>> begin

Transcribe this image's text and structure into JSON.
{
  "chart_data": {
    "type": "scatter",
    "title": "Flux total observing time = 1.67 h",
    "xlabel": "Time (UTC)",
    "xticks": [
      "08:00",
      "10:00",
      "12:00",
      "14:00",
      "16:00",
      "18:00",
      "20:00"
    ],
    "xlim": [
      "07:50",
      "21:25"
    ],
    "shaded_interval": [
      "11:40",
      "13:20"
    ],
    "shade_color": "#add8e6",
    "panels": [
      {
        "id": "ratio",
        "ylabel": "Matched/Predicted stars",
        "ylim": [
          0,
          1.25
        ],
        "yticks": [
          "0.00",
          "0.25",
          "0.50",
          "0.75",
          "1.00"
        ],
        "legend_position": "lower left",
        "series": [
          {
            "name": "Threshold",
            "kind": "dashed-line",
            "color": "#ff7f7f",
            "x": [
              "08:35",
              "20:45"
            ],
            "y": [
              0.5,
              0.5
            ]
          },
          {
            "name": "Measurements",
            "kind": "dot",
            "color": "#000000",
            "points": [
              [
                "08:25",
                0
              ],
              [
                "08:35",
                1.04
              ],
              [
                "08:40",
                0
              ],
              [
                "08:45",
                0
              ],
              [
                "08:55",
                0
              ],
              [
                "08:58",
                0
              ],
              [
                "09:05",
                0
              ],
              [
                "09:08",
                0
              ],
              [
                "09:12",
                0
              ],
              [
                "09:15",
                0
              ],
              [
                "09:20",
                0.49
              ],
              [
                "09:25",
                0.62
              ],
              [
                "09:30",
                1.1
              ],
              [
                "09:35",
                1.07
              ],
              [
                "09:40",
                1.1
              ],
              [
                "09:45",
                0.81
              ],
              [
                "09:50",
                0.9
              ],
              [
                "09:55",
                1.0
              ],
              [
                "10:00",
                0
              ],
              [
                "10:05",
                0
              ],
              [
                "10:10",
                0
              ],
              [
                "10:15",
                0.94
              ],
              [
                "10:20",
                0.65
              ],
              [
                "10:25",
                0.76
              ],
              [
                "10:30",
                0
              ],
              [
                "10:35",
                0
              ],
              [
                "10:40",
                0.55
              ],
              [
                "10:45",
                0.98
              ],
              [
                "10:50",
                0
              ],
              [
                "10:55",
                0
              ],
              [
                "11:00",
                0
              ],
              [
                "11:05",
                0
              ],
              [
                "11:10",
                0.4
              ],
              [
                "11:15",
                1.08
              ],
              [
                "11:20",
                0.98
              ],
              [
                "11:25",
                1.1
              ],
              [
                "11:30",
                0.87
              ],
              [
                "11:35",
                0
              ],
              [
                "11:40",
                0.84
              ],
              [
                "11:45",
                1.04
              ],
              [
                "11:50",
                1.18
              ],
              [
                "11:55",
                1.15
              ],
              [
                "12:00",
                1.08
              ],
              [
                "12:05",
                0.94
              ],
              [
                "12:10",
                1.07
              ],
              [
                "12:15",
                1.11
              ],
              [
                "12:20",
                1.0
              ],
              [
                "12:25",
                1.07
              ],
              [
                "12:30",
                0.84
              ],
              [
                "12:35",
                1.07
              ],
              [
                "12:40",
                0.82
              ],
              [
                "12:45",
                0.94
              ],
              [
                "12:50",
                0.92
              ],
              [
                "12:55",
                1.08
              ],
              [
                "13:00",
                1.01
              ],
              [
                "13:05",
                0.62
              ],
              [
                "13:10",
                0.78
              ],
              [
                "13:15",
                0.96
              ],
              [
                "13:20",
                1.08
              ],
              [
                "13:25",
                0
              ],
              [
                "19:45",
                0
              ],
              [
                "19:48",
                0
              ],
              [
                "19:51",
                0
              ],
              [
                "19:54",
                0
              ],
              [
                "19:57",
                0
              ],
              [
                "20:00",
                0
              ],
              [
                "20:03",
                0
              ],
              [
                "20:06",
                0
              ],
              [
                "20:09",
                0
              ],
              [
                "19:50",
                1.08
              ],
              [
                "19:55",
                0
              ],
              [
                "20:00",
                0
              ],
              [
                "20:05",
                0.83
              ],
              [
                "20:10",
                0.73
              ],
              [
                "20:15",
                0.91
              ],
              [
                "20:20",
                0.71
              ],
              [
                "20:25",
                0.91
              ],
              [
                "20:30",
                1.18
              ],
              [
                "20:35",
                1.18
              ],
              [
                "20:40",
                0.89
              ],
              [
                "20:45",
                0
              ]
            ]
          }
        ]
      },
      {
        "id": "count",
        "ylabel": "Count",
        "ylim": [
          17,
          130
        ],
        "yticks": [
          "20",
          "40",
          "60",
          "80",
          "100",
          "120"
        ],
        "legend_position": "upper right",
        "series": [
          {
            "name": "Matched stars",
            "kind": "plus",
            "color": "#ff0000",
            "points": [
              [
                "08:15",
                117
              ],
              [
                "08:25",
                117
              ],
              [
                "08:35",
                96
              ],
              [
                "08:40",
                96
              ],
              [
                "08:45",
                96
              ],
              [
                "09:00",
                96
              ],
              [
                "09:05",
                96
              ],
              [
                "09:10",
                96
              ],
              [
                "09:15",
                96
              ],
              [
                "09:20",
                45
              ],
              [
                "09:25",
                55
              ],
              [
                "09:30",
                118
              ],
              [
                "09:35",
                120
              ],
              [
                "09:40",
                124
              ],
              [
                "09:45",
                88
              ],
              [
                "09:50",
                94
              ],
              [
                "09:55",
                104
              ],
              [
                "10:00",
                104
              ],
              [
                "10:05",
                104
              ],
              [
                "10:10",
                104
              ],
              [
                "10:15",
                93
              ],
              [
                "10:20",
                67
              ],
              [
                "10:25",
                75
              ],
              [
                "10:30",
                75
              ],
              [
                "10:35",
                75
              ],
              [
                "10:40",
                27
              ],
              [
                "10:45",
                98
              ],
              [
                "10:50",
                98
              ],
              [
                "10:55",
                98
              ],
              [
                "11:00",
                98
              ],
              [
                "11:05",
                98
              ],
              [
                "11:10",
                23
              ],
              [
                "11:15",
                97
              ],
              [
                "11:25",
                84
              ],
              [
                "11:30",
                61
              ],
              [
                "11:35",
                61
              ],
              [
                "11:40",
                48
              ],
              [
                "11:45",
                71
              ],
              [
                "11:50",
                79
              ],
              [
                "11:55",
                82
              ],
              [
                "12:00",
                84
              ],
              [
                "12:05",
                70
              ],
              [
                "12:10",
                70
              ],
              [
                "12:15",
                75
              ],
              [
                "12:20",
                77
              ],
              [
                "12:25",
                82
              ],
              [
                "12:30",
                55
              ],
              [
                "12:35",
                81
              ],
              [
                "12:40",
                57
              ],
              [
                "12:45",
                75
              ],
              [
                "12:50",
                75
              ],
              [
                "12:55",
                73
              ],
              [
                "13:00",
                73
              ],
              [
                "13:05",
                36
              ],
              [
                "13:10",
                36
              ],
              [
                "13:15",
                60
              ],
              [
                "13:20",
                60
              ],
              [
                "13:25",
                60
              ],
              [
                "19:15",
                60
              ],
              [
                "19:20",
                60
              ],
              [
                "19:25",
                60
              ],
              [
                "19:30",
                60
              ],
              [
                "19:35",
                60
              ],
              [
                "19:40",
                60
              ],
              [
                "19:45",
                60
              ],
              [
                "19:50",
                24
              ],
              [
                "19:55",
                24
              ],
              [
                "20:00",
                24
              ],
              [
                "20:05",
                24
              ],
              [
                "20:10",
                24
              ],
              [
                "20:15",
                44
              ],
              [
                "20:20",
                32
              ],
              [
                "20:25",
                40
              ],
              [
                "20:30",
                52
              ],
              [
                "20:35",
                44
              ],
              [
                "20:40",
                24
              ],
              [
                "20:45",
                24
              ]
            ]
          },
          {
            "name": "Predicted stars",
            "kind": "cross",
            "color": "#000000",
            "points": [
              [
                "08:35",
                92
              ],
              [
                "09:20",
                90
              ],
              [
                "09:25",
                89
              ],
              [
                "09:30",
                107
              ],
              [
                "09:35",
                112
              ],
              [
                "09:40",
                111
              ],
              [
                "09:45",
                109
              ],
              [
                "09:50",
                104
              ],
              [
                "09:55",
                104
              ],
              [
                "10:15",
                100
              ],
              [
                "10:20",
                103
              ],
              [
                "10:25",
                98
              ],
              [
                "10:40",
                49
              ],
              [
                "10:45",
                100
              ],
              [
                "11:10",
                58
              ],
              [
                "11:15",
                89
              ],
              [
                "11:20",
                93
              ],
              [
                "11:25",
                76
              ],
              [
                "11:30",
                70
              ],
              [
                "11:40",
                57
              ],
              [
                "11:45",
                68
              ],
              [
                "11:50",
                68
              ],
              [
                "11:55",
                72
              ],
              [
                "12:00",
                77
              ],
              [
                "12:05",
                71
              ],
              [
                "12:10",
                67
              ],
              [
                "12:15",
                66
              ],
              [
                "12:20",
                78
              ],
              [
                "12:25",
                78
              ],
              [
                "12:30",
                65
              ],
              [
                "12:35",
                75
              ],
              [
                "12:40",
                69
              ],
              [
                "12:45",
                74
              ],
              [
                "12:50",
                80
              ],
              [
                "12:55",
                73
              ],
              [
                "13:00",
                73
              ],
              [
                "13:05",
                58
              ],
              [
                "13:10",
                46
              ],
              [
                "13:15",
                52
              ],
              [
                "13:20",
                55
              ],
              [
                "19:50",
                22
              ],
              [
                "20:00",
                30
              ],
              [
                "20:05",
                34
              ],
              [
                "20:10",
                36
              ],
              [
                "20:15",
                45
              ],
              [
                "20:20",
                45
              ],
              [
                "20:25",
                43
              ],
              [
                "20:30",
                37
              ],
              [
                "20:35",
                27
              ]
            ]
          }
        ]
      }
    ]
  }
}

>> end

Return every line holding the word "stars" from the records.

## TASK ANSWER
        "ylabel": "Matched/Predicted stars",
            "name": "Matched stars",
            "name": "Predicted stars",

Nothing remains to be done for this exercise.